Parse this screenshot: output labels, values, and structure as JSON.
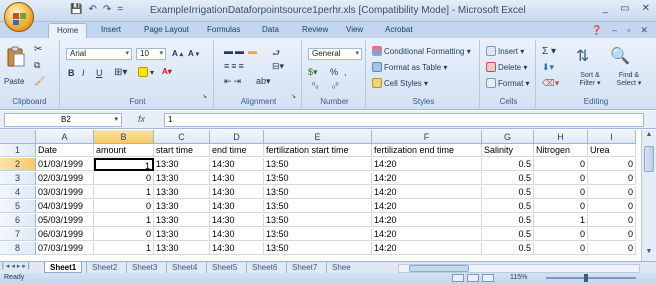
{
  "window": {
    "title": "ExampleIrrigationDataforpointsource1perhr.xls  [Compatibility Mode] - Microsoft Excel",
    "controls": [
      "_",
      "▭",
      "✕"
    ]
  },
  "qat": [
    "💾",
    "↶",
    "↷",
    "="
  ],
  "ribbon_tabs": [
    "Home",
    "Insert",
    "Page Layout",
    "Formulas",
    "Data",
    "Review",
    "View",
    "Acrobat"
  ],
  "active_tab": "Home",
  "ribbon": {
    "clipboard": {
      "label": "Clipboard",
      "paste": "Paste"
    },
    "font": {
      "label": "Font",
      "name": "Arial",
      "size": "10",
      "bold": "B",
      "italic": "I",
      "underline": "U"
    },
    "alignment": {
      "label": "Alignment"
    },
    "number": {
      "label": "Number",
      "format": "General",
      "pct": "%"
    },
    "styles": {
      "label": "Styles",
      "cond": "Conditional Formatting ▾",
      "table": "Format as Table ▾",
      "cell": "Cell Styles ▾"
    },
    "cells": {
      "label": "Cells",
      "insert": "Insert ▾",
      "delete": "Delete ▾",
      "format": "Format ▾"
    },
    "editing": {
      "label": "Editing",
      "sort": "Sort & Filter ▾",
      "find": "Find & Select ▾",
      "sigma": "Σ ▾"
    }
  },
  "formula_bar": {
    "name_box": "B2",
    "fx": "fx",
    "value": "1"
  },
  "columns": [
    "A",
    "B",
    "C",
    "D",
    "E",
    "F",
    "G",
    "H",
    "I"
  ],
  "rows": [
    "1",
    "2",
    "3",
    "4",
    "5",
    "6",
    "7",
    "8"
  ],
  "sheet": {
    "header": [
      "Date",
      "amount",
      "start time",
      "end time",
      "fertilization start time",
      "fertilization end time",
      "Salinity",
      "Nitrogen",
      "Urea"
    ],
    "data": [
      [
        "01/03/1999",
        "1",
        "13:30",
        "14:30",
        "13:50",
        "14:20",
        "0.5",
        "0",
        "0"
      ],
      [
        "02/03/1999",
        "0",
        "13:30",
        "14:30",
        "13:50",
        "14:20",
        "0.5",
        "0",
        "0"
      ],
      [
        "03/03/1999",
        "1",
        "13:30",
        "14:30",
        "13:50",
        "14:20",
        "0.5",
        "0",
        "0"
      ],
      [
        "04/03/1999",
        "0",
        "13:30",
        "14:30",
        "13:50",
        "14:20",
        "0.5",
        "0",
        "0"
      ],
      [
        "05/03/1999",
        "1",
        "13:30",
        "14:30",
        "13:50",
        "14:20",
        "0.5",
        "1",
        "0"
      ],
      [
        "06/03/1999",
        "0",
        "13:30",
        "14:30",
        "13:50",
        "14:20",
        "0.5",
        "0",
        "0"
      ],
      [
        "07/03/1999",
        "1",
        "13:30",
        "14:30",
        "13:50",
        "14:20",
        "0.5",
        "0",
        "0"
      ]
    ]
  },
  "sheet_tabs": [
    "Sheet1",
    "Sheet2",
    "Sheet3",
    "Sheet4",
    "Sheet5",
    "Sheet6",
    "Sheet7",
    "Shee"
  ],
  "active_sheet": "Sheet1",
  "status": {
    "ready": "Ready",
    "zoom": "115%"
  },
  "colors": {
    "accent": "#1e395b",
    "selection": "#f7c96b",
    "ribbon": "#dbe6f4"
  }
}
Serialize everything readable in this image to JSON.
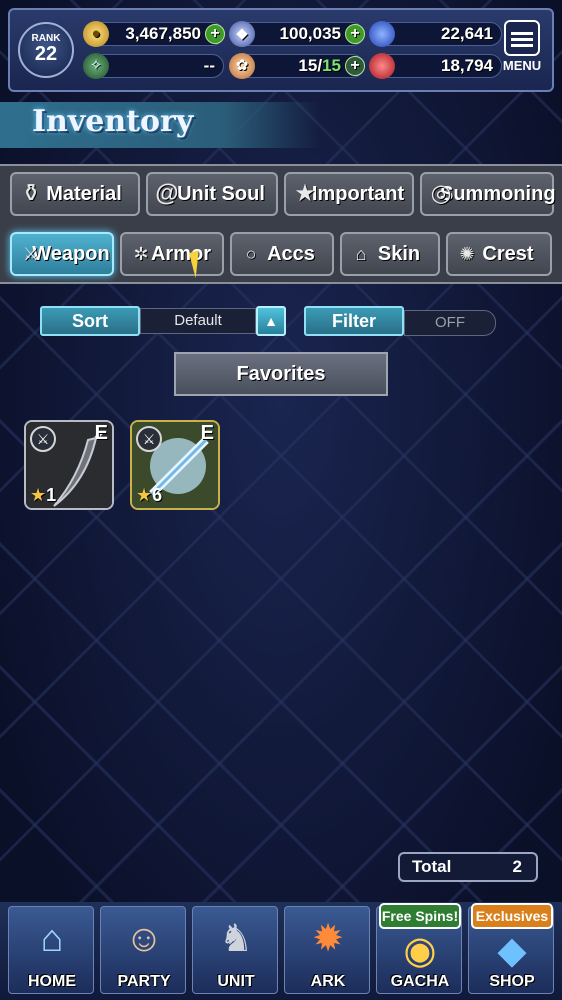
{
  "header": {
    "rank_label": "RANK",
    "rank_value": "22",
    "gold": "3,467,850",
    "crystals": "100,035",
    "blue_orbs": "22,641",
    "green_value": "--",
    "stamina": "15",
    "stamina_max": "15",
    "stamina_sep": "/",
    "red_gems": "18,794",
    "menu_label": "MENU"
  },
  "page": {
    "title": "Inventory"
  },
  "categories": [
    {
      "label": "Material",
      "icon": "bag-icon"
    },
    {
      "label": "Unit Soul",
      "icon": "soul-icon"
    },
    {
      "label": "Important",
      "icon": "star-icon"
    },
    {
      "label": "Summoning",
      "icon": "summon-icon"
    }
  ],
  "equipment_tabs": [
    {
      "label": "Weapon",
      "icon": "sword-icon",
      "active": true
    },
    {
      "label": "Armor",
      "icon": "armor-icon",
      "active": false
    },
    {
      "label": "Accs",
      "icon": "ring-icon",
      "active": false
    },
    {
      "label": "Skin",
      "icon": "hanger-icon",
      "active": false
    },
    {
      "label": "Crest",
      "icon": "crest-icon",
      "active": false
    }
  ],
  "sort": {
    "label": "Sort",
    "value": "Default"
  },
  "filter": {
    "label": "Filter",
    "value": "OFF"
  },
  "favorites_label": "Favorites",
  "items": [
    {
      "grade": "E",
      "stars": "1",
      "type_icon": "sword-icon",
      "name": "curved-blade"
    },
    {
      "grade": "E",
      "stars": "6",
      "type_icon": "sword-icon",
      "name": "ice-blade"
    }
  ],
  "total": {
    "label": "Total",
    "value": "2"
  },
  "nav": [
    {
      "label": "HOME",
      "icon": "home-icon"
    },
    {
      "label": "PARTY",
      "icon": "party-icon"
    },
    {
      "label": "UNIT",
      "icon": "unit-icon"
    },
    {
      "label": "ARK",
      "icon": "ark-icon"
    },
    {
      "label": "GACHA",
      "icon": "gacha-icon",
      "badge": "Free Spins!"
    },
    {
      "label": "SHOP",
      "icon": "shop-icon",
      "badge": "Exclusives"
    }
  ],
  "colors": {
    "active_tab": "#3fa3c2",
    "star": "#f5c542",
    "badge_green": "#2e7d32",
    "badge_orange": "#d9801c"
  }
}
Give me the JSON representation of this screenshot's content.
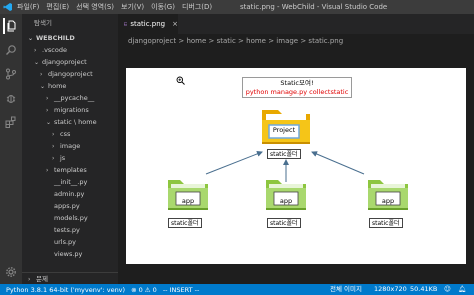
{
  "titlebar": {
    "menu": [
      "파일(F)",
      "편집(E)",
      "선택 영역(S)",
      "보기(V)",
      "이동(G)",
      "디버그(D)"
    ],
    "window_title": "static.png - WebChild - Visual Studio Code"
  },
  "sidebar": {
    "header": "탐색기",
    "root": "WEBCHILD",
    "items": [
      {
        "label": ".vscode",
        "arrow": "›",
        "indent": 1
      },
      {
        "label": "djangoproject",
        "arrow": "⌄",
        "indent": 1
      },
      {
        "label": "djangoproject",
        "arrow": "›",
        "indent": 2
      },
      {
        "label": "home",
        "arrow": "⌄",
        "indent": 2
      },
      {
        "label": "__pycache__",
        "arrow": "›",
        "indent": 3
      },
      {
        "label": "migrations",
        "arrow": "›",
        "indent": 3
      },
      {
        "label": "static \\ home",
        "arrow": "⌄",
        "indent": 3
      },
      {
        "label": "css",
        "arrow": "›",
        "indent": 4
      },
      {
        "label": "image",
        "arrow": "›",
        "indent": 4
      },
      {
        "label": "js",
        "arrow": "›",
        "indent": 4
      },
      {
        "label": "templates",
        "arrow": "›",
        "indent": 3
      },
      {
        "label": "__init__.py",
        "arrow": "",
        "indent": 3
      },
      {
        "label": "admin.py",
        "arrow": "",
        "indent": 3
      },
      {
        "label": "apps.py",
        "arrow": "",
        "indent": 3
      },
      {
        "label": "models.py",
        "arrow": "",
        "indent": 3
      },
      {
        "label": "tests.py",
        "arrow": "",
        "indent": 3
      },
      {
        "label": "urls.py",
        "arrow": "",
        "indent": 3
      },
      {
        "label": "views.py",
        "arrow": "",
        "indent": 3
      }
    ],
    "footer": "문제"
  },
  "tab": {
    "label": "static.png",
    "close": "×"
  },
  "breadcrumb": "djangoproject > home > static > home > image > static.png",
  "image": {
    "callout_line1": "Static모여!",
    "callout_line2": "python manage.py collectstatic",
    "center_folder_label": "Project",
    "center_box": "static폴더",
    "app_labels": [
      "app",
      "app",
      "app"
    ],
    "static_boxes": [
      "static폴더",
      "static폴더",
      "static폴더"
    ]
  },
  "statusbar": {
    "python": "Python 3.8.1 64-bit ('myvenv': venv)",
    "problems": "⊗ 0 ⚠ 0",
    "mode": "-- INSERT --",
    "zoom_label": "전체 이미지",
    "dimensions": "1280x720",
    "filesize": "50.41KB"
  },
  "colors": {
    "statusbar": "#007acc",
    "folder_green": "#8dc63f",
    "folder_yellow": "#f0b400",
    "arrow_blue": "#4a6f8f"
  }
}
_ _ _
> _Exercise prompt_
Show each line of the data that contains the string "this".

> _Expected output_
Parse this screenshot: output labels, values, and structure as JSON.
Serialize everything readable in this image to JSON.
Give me the JSON representation of this screenshot's content.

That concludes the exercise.